(TASK DIRECTIONS):
From the records below, copy out word for word every line starting at the one that contains "clue-number: 81: [107, 170, 110, 173]" and ending at the one that contains "clue-number: 69: [181, 146, 184, 149]", with both of those lines included.

(RECORDS FOR PROCESSING):
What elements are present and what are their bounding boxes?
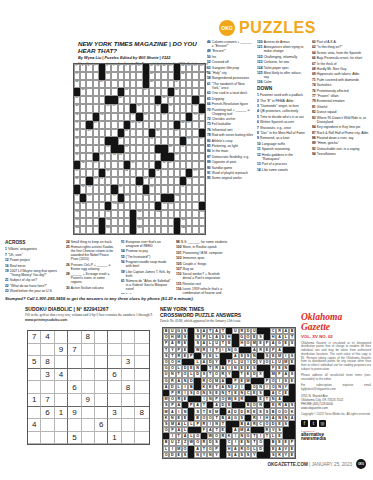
clue-number: 81: [107, 170, 110, 173]
crossword-cell[interactable]: 64: [199, 137, 205, 145]
clue: 126Calm: [257, 80, 307, 84]
sudoku-empty-cell[interactable]: [122, 344, 135, 357]
clue-number: 47: [194, 114, 197, 117]
clue-number: 15: [181, 65, 184, 68]
clue: 84Key ingredient in Key lime pie: [312, 125, 371, 129]
clue: 123Corleone, for one: [257, 60, 307, 64]
clue: 122Challenging, informally: [257, 55, 307, 59]
crossword-cell[interactable]: 48: [199, 113, 205, 121]
crossword-black-cell: [199, 202, 205, 210]
sudoku-empty-cell[interactable]: [122, 407, 135, 420]
sudoku-given-cell: 6: [95, 419, 108, 432]
answers-title-line2: CROSSWORD PUZZLE ANSWERS: [160, 312, 300, 318]
clue-number: 111: [138, 211, 142, 214]
clue: 56Fragrant noodle soup made with beef: [121, 260, 171, 268]
sudoku-empty-cell[interactable]: [122, 331, 135, 344]
sudoku-given-cell: 5: [68, 432, 81, 445]
clue: 28______ + Scrooge insult = Parent's sis…: [66, 272, 116, 284]
clue: 23Word before the year on U.S. paper cur…: [5, 289, 60, 294]
clue-number: 48: [200, 114, 203, 117]
clue-number: 116: [138, 219, 142, 222]
sudoku-grid[interactable]: 7489758334668179619384651: [27, 330, 150, 445]
clue-column-right-1: 46Column crossers + ______ = "Encore!"49…: [207, 40, 253, 234]
crossword-cell[interactable]: [199, 161, 205, 169]
clue-number: 76: [94, 162, 97, 165]
gazette-circulation-note: Oklahoma Gazette is circulated at its de…: [301, 342, 371, 372]
clue-number: 6: [113, 65, 114, 68]
clue: 69Hippocratic oath takers: Abbr.: [312, 72, 371, 76]
clue-number: 69: [181, 146, 184, 149]
sudoku-empty-cell[interactable]: [82, 344, 95, 357]
sudoku-empty-cell[interactable]: [55, 331, 68, 344]
clue: 98N.S. ______, for some students: [176, 240, 228, 244]
clue-number: 80: [75, 170, 78, 173]
clue-number: 20: [107, 73, 110, 76]
clue-column-across-3: 51European river that's an anagram of RE…: [121, 240, 171, 294]
sudoku-empty-cell[interactable]: [55, 419, 68, 432]
clue-number: 77: [132, 162, 135, 165]
clue-column-right-3-down: 60Part of A.K.A.62"Is this thing on?"64S…: [312, 40, 371, 294]
clue-number: 68: [169, 146, 172, 149]
clue-number: 113: [200, 211, 204, 214]
clue-number: 21: [150, 73, 153, 76]
sudoku-empty-cell[interactable]: [68, 331, 81, 344]
sudoku-empty-cell[interactable]: [135, 344, 148, 357]
clue-number: 63: [188, 138, 191, 141]
clue-number: 34: [169, 97, 172, 100]
clue: 2The "E" in FEMA: Abbr.: [257, 99, 307, 103]
clue-number: 30: [175, 89, 178, 92]
sudoku-empty-cell[interactable]: [135, 331, 148, 344]
clue: 53Gangster-film prop: [207, 66, 253, 70]
clue: 16Real mess: [5, 264, 60, 268]
clue-number: 40: [169, 105, 172, 108]
sudoku-empty-cell[interactable]: [95, 356, 108, 369]
sudoku-empty-cell[interactable]: [41, 419, 54, 432]
clue-number: 14: [169, 65, 172, 68]
clue-number: 45: [144, 114, 147, 117]
sudoku-given-cell: 8: [135, 407, 148, 420]
clue: 116Iconic 1959 vehicle that's a combinat…: [176, 287, 228, 294]
crossword-cell[interactable]: [199, 226, 205, 234]
sudoku-given-cell: 3: [108, 407, 121, 420]
sudoku-given-cell: 3: [41, 369, 54, 382]
clue: 7"Uh, sure": [5, 253, 60, 257]
crossword-byline: By Wyna Liu | Puzzles Edited by Will Sho…: [78, 55, 208, 60]
clue-number: 50: [94, 122, 97, 125]
sudoku-empty-cell[interactable]: [41, 381, 54, 394]
sudoku-given-cell: 1: [28, 394, 41, 407]
crossword-cell[interactable]: 113: [199, 210, 205, 218]
page-footer: OKGAZETTE.COM | JANUARY 25, 2023: [0, 462, 352, 467]
sudoku-empty-cell[interactable]: [95, 369, 108, 382]
clue: 95Some original works: [207, 176, 253, 180]
sudoku-given-cell: 9: [68, 407, 81, 420]
clue: 7Shoutouts, e.g., once: [257, 126, 307, 130]
clue-column-across-4: 98N.S. ______, for some students100Move,…: [176, 240, 228, 294]
clue: 89"Hmm, gotcha": [312, 141, 371, 145]
clue: 61"The sandwich of New York," once: [207, 82, 253, 90]
clue-number: 88: [144, 178, 147, 181]
clue-number: 79: [169, 162, 172, 165]
clue: 25Human-rights activist Xiaobo, the firs…: [66, 245, 116, 261]
sudoku-empty-cell[interactable]: [82, 432, 95, 445]
page-title: PUZZLES: [239, 19, 316, 37]
clue-number: 8: [125, 65, 126, 68]
clue-number: 94: [138, 186, 141, 189]
sudoku-empty-cell[interactable]: [68, 356, 81, 369]
clue: 78Rod with seven batting titles: [207, 133, 253, 137]
clue-number: 19: [75, 73, 78, 76]
clue: 56"Holy" city: [207, 71, 253, 75]
crossword-cell[interactable]: [199, 218, 205, 226]
clue-number: 118: [75, 227, 79, 230]
crossword-cell[interactable]: [199, 185, 205, 193]
answers-header: NEW YORK TIMES CROSSWORD PUZZLE ANSWERS …: [160, 306, 300, 323]
sudoku-instructions: Fill in the grid so that every row, colu…: [25, 313, 165, 322]
clue: 62"Is this thing on?": [312, 45, 371, 49]
sudoku-given-cell: 7: [68, 344, 81, 357]
clue-number: 18: [200, 65, 203, 68]
clue-number: 95: [150, 186, 153, 189]
sudoku-empty-cell[interactable]: [95, 381, 108, 394]
crossword-cell[interactable]: 18: [199, 64, 205, 72]
clue: 101Pioneering I.B.M. computer: [176, 251, 228, 255]
clue-number: 109: [75, 211, 79, 214]
sudoku-empty-cell[interactable]: [28, 381, 41, 394]
clue: 74Varnishes: [312, 83, 371, 87]
sudoku-given-cell: 3: [122, 356, 135, 369]
clue-number: 106: [119, 203, 123, 206]
clue: 80Athlete's coup: [207, 139, 253, 143]
okg-logo-icon: OKG: [219, 20, 235, 36]
clue: 22"What do we have here?": [5, 284, 60, 288]
clue: 55("I'm frustrated!"): [121, 255, 171, 259]
clue-number: 105: [113, 203, 117, 206]
crossword-cell[interactable]: [199, 88, 205, 96]
sudoku-empty-cell[interactable]: [108, 394, 121, 407]
clue: 6Written Spanish accent: [257, 120, 307, 124]
sudoku-empty-cell[interactable]: [95, 432, 108, 445]
clue-number: 108: [169, 203, 173, 206]
clue-number: 107: [163, 203, 167, 206]
clue-number: 72: [113, 154, 116, 157]
sudoku-empty-cell[interactable]: [122, 394, 135, 407]
sudoku-header: SUDOKU DIABOLIC | N° 822941267 Fill in t…: [25, 306, 165, 322]
clue-number: 99: [113, 195, 116, 198]
clue: 76Influential sort: [207, 128, 253, 132]
clue: 105Couple o' things: [176, 262, 228, 266]
sudoku-empty-cell[interactable]: [28, 407, 41, 420]
clue-number: 38: [138, 105, 141, 108]
sudoku-given-cell: 7: [28, 331, 41, 344]
clue-number: 51: [132, 122, 135, 125]
clue-number: 54: [188, 122, 191, 125]
clue-number: 102: [175, 195, 179, 198]
clue: 12Power project: [5, 258, 60, 262]
clue: 54Promise to pay: [121, 249, 171, 253]
crossword-cell[interactable]: [199, 72, 205, 80]
sudoku-empty-cell[interactable]: [122, 419, 135, 432]
clue: 66Baja Peninsula resort, for short: [312, 56, 371, 60]
sudoku-empty-cell[interactable]: [108, 381, 121, 394]
sudoku-empty-cell[interactable]: [68, 419, 81, 432]
sudoku-rules-text: Fill in the grid so that every row, colu…: [25, 313, 153, 317]
sudoku-empty-cell[interactable]: [82, 369, 95, 382]
sudoku-given-cell: 4: [41, 331, 54, 344]
clue: 110Social worker? + Scottish denial = Po…: [176, 272, 228, 280]
sudoku-empty-cell[interactable]: [82, 381, 95, 394]
sudoku-empty-cell[interactable]: [28, 432, 41, 445]
clue-number: 121: [181, 227, 185, 230]
sudoku-empty-cell[interactable]: [68, 369, 81, 382]
clue-number: 9: [132, 65, 133, 68]
clue: 11Spanish seasoning: [257, 147, 307, 151]
sudoku-given-cell: 4: [28, 419, 41, 432]
clue-number: 29: [144, 89, 147, 92]
clue-number: 61: [119, 138, 122, 141]
clue-number: 42: [75, 114, 78, 117]
clue: 1Villains' antagonists: [5, 247, 60, 251]
clue-number: 39: [156, 105, 159, 108]
clue: 94Tessellations: [312, 152, 371, 156]
clue-number: 28: [125, 89, 128, 92]
clue-number: 24: [100, 81, 103, 84]
clue: 3"Diamonds" singer, to fans: [257, 104, 307, 108]
sudoku-empty-cell[interactable]: [108, 344, 121, 357]
clue: 24Small thing to keep on track: [66, 240, 116, 244]
clue-number: 11: [150, 65, 152, 68]
instagram-icon: ◎: [319, 420, 326, 427]
clue-number: 114: [75, 219, 79, 222]
clue-number: 12: [156, 65, 159, 68]
clue-number: 25: [150, 81, 153, 84]
sudoku-empty-cell[interactable]: [55, 432, 68, 445]
clue: 71Palm covered with diamonds: [312, 78, 371, 82]
clue-number: 53: [181, 122, 184, 125]
crossword-cell[interactable]: [199, 169, 205, 177]
sudoku-empty-cell[interactable]: [95, 407, 108, 420]
clue-number: 17: [194, 65, 197, 68]
sudoku-given-cell: 7: [41, 394, 54, 407]
clue: 120Actress de Armas: [257, 40, 307, 44]
clue-number: 37: [113, 105, 116, 108]
clue-number: 91: [82, 186, 85, 189]
clue-number: 96: [181, 186, 184, 189]
clue-number: 23: [75, 81, 78, 84]
crossword-cell[interactable]: [199, 80, 205, 88]
gazette-info-column: Oklahoma Gazette VOL. XV NO. 02 Oklahoma…: [301, 313, 371, 442]
sudoku-empty-cell[interactable]: [82, 356, 95, 369]
clue-number: 31: [75, 97, 78, 100]
sudoku-given-cell: 4: [55, 369, 68, 382]
sudoku-empty-cell[interactable]: [95, 331, 108, 344]
sudoku-empty-cell[interactable]: [135, 419, 148, 432]
clue-number: 4: [94, 65, 95, 68]
clue: 8"Doc" in the Mets Hall of Fame: [257, 131, 307, 135]
clue-column-across-1: ACROSS1Villains' antagonists7"Uh, sure"1…: [5, 239, 60, 294]
clue: 49"Encore!": [207, 49, 253, 53]
clue-number: 55: [75, 130, 78, 133]
clue: 4QB protectors, collectively: [257, 109, 307, 113]
clue-number: 112: [156, 211, 160, 214]
clue-number: 41: [194, 105, 197, 108]
sudoku-empty-cell[interactable]: [108, 331, 121, 344]
sudoku-title: SUDOKU DIABOLIC | N° 822941267: [25, 306, 165, 312]
answers-subtitle: Puzzle No. 0108, which appeared in the J…: [160, 319, 300, 323]
clue: 77"Frozen" villain: [312, 94, 371, 98]
clue: 59Like Captain James T. Kirk, by birth: [121, 270, 171, 278]
crossword-cell[interactable]: [199, 96, 205, 104]
sudoku-empty-cell[interactable]: [95, 394, 108, 407]
sudoku-empty-cell[interactable]: [135, 394, 148, 407]
crossword-black-cell: [199, 104, 205, 112]
clue-column-right-2-down: 120Actress de Armas121Annoyances when tr…: [257, 40, 307, 294]
clue-number: 78: [163, 162, 166, 165]
sudoku-given-cell: 9: [55, 344, 68, 357]
clue: 5Time to decide who's in or out: [257, 115, 307, 119]
clue-number: 115: [107, 219, 111, 222]
sudoku-given-cell: 5: [28, 356, 41, 369]
clue: 52Crossed off: [207, 60, 253, 64]
clue: 63One card in a tarot deck: [207, 91, 253, 95]
facebook-icon: f: [301, 420, 308, 427]
clue-number: 60: [75, 138, 78, 141]
clue-number: 1: [75, 65, 76, 68]
clue-number: 71: [100, 154, 103, 157]
clue-number: 85: [75, 178, 78, 181]
sudoku-given-cell: 1: [108, 432, 121, 445]
clue-number: 101: [144, 195, 148, 198]
clue: 70Punching tool + ______ = Chopping tool: [207, 108, 253, 116]
clue: 51European river that's an anagram of RE…: [121, 240, 171, 248]
clue-number: 66: [107, 146, 110, 149]
sudoku-empty-cell[interactable]: [41, 344, 54, 357]
clue-number: 119: [107, 227, 111, 230]
sudoku-empty-cell[interactable]: [28, 344, 41, 357]
sudoku-given-cell: 6: [108, 369, 121, 382]
clue-number: 93: [119, 186, 122, 189]
sudoku-empty-cell[interactable]: [135, 369, 148, 382]
clue-number: 89: [150, 178, 153, 181]
sudoku-empty-cell[interactable]: [68, 394, 81, 407]
clue-number: 16: [188, 65, 191, 68]
clue: 13Part of a process: [257, 162, 307, 166]
clue-number: 110: [107, 211, 111, 214]
crossword-cell[interactable]: [199, 177, 205, 185]
sudoku-empty-cell[interactable]: [108, 419, 121, 432]
crossword-grid[interactable]: 1234567891011121314151617181920212223242…: [73, 63, 206, 235]
sudoku-empty-cell[interactable]: [135, 356, 148, 369]
clue-number: 56: [88, 130, 91, 133]
sudoku-empty-cell[interactable]: [108, 356, 121, 369]
clue-number: 87: [100, 178, 103, 181]
clue-number: 64: [200, 138, 203, 141]
sudoku-empty-cell[interactable]: [122, 432, 135, 445]
clue-number: 2: [82, 65, 83, 68]
clue: 83Where 95-Down's Wild Ride is, at Disne…: [312, 116, 371, 124]
clue: 88Floated down a river, say: [312, 136, 371, 140]
clue: 87Rock & Roll Hall of Fame city: Abbr.: [312, 131, 371, 135]
clue: 115Resistor unit: [176, 282, 228, 286]
clue-number: 35: [75, 105, 78, 108]
sudoku-empty-cell[interactable]: [135, 381, 148, 394]
sudoku-empty-cell[interactable]: [28, 369, 41, 382]
clue-number: 27: [82, 89, 85, 92]
clue-number: 59: [175, 130, 178, 133]
sudoku-given-cell: 8: [82, 331, 95, 344]
clue: 85Flattering, as light: [207, 144, 253, 148]
sudoku-empty-cell[interactable]: [135, 432, 148, 445]
clue: 60Part of A.K.A.: [312, 40, 371, 44]
clue: 9Removed, as a knot: [257, 136, 307, 140]
gazette-volume: VOL. XV NO. 02: [301, 334, 371, 339]
gazette-logo: Oklahoma Gazette: [301, 313, 371, 332]
clue: 89Opposite of post-: [207, 160, 253, 164]
gazette-copyright: Copyright © 2023 Tierra Media Inc. All r…: [301, 413, 371, 417]
sudoku-empty-cell[interactable]: [55, 356, 68, 369]
sudoku-given-cell: 8: [41, 356, 54, 369]
crossword-cell[interactable]: [199, 194, 205, 202]
clue-number: 120: [138, 227, 142, 230]
clue: 100Move, in Realtor-speak: [176, 245, 228, 249]
gazette-subscription-note: For subscription inquiries email kgilpat…: [301, 384, 371, 392]
sudoku-empty-cell[interactable]: [55, 394, 68, 407]
gazette-news-items-note: Please address all unsolicited news item…: [301, 374, 371, 382]
clue-number: 84: [194, 170, 197, 173]
sudoku-empty-cell[interactable]: [55, 381, 68, 394]
clue-number: 65: [75, 146, 78, 149]
crossword-cell[interactable]: [199, 153, 205, 161]
clue: 68Hardly Mr. Nice Guy: [312, 67, 371, 71]
clue: 61Número de "Años de Soledad" in a Gabri…: [121, 279, 171, 291]
clue-number: 67: [125, 146, 128, 149]
clue: 30Active Sicilian volcano: [66, 286, 116, 290]
sudoku-empty-cell[interactable]: [82, 419, 95, 432]
sudoku-given-cell: 6: [68, 381, 81, 394]
clue: 107Rug rat: [176, 267, 228, 271]
clue-number: 62: [150, 138, 153, 141]
clue: 1Fastener used with a padlock: [257, 93, 307, 97]
clue: 124Toilet-paper spec: [257, 66, 307, 70]
clue: 73Foil lookalike: [207, 122, 253, 126]
clue-column-across-2: 24Small thing to keep on track25Human-ri…: [66, 240, 116, 294]
clue-number: 52: [138, 122, 141, 125]
clue: 103Immense span: [176, 256, 228, 260]
clue: 72Cherubic archer: [207, 117, 253, 121]
sudoku-empty-cell[interactable]: [95, 344, 108, 357]
crossword-cell[interactable]: [199, 145, 205, 153]
sudoku-empty-cell[interactable]: [41, 432, 54, 445]
sudoku-given-cell: 1: [55, 407, 68, 420]
clue-number: 83: [156, 170, 159, 173]
sudoku-empty-cell[interactable]: [122, 369, 135, 382]
clue-number: 36: [107, 105, 110, 108]
crossword-cell[interactable]: [199, 121, 205, 129]
clue-number: 49: [75, 122, 78, 125]
clue: 50Ins: [207, 55, 253, 59]
clue: 79Existential emotion: [312, 99, 371, 103]
clue-number: 46: [163, 114, 166, 117]
clue: 86In the main: [207, 149, 253, 153]
clue-list-heading: ACROSS: [5, 240, 60, 246]
clue-list-heading: DOWN: [257, 86, 307, 92]
sudoku-empty-cell[interactable]: [82, 407, 95, 420]
crossword-black-cell: [199, 129, 205, 137]
clue-number: 117: [181, 219, 185, 222]
sudoku-given-cell: 8: [122, 381, 135, 394]
clue-number: 97: [75, 195, 78, 198]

(EXERCISE RESULT):
clue-number: 81: [107, 170, 110, 173]
crossword-cell[interactable]: 64: [199, 137, 205, 145]
clue: 126Calm: [257, 80, 307, 84]
sudoku-empty-cell[interactable]: [122, 344, 135, 357]
clue-number: 47: [194, 114, 197, 117]
clue-number: 15: [181, 65, 184, 68]
clue: 84Key ingredient in Key lime pie: [312, 125, 371, 129]
clue: 123Corleone, for one: [257, 60, 307, 64]
clue: 122Challenging, informally: [257, 55, 307, 59]
crossword-cell[interactable]: 48: [199, 113, 205, 121]
crossword-black-cell: [199, 202, 205, 210]
sudoku-empty-cell[interactable]: [122, 407, 135, 420]
sudoku-given-cell: 6: [95, 419, 108, 432]
answers-title-line2: CROSSWORD PUZZLE ANSWERS: [160, 312, 300, 318]
clue-number: 111: [138, 211, 142, 214]
clue: 56Fragrant noodle soup made with beef: [121, 260, 171, 268]
sudoku-empty-cell[interactable]: [122, 331, 135, 344]
sudoku-given-cell: 5: [68, 432, 81, 445]
clue: 28______ + Scrooge insult = Parent's sis…: [66, 272, 116, 284]
clue: 23Word before the year on U.S. paper cur…: [5, 289, 60, 294]
clue-number: 48: [200, 114, 203, 117]
clue-number: 116: [138, 219, 142, 222]
sudoku-grid[interactable]: 7489758334668179619384651: [27, 330, 150, 445]
clue-column-right-1: 46Column crossers + ______ = "Encore!"49…: [207, 40, 253, 234]
crossword-cell[interactable]: [199, 161, 205, 169]
clue-number: 76: [94, 162, 97, 165]
gazette-circulation-note: Oklahoma Gazette is circulated at its de…: [301, 342, 371, 372]
clue-number: 6: [113, 65, 114, 68]
clue: 69Hippocratic oath takers: Abbr.: [312, 72, 371, 76]
clue-number: 69: [181, 146, 184, 149]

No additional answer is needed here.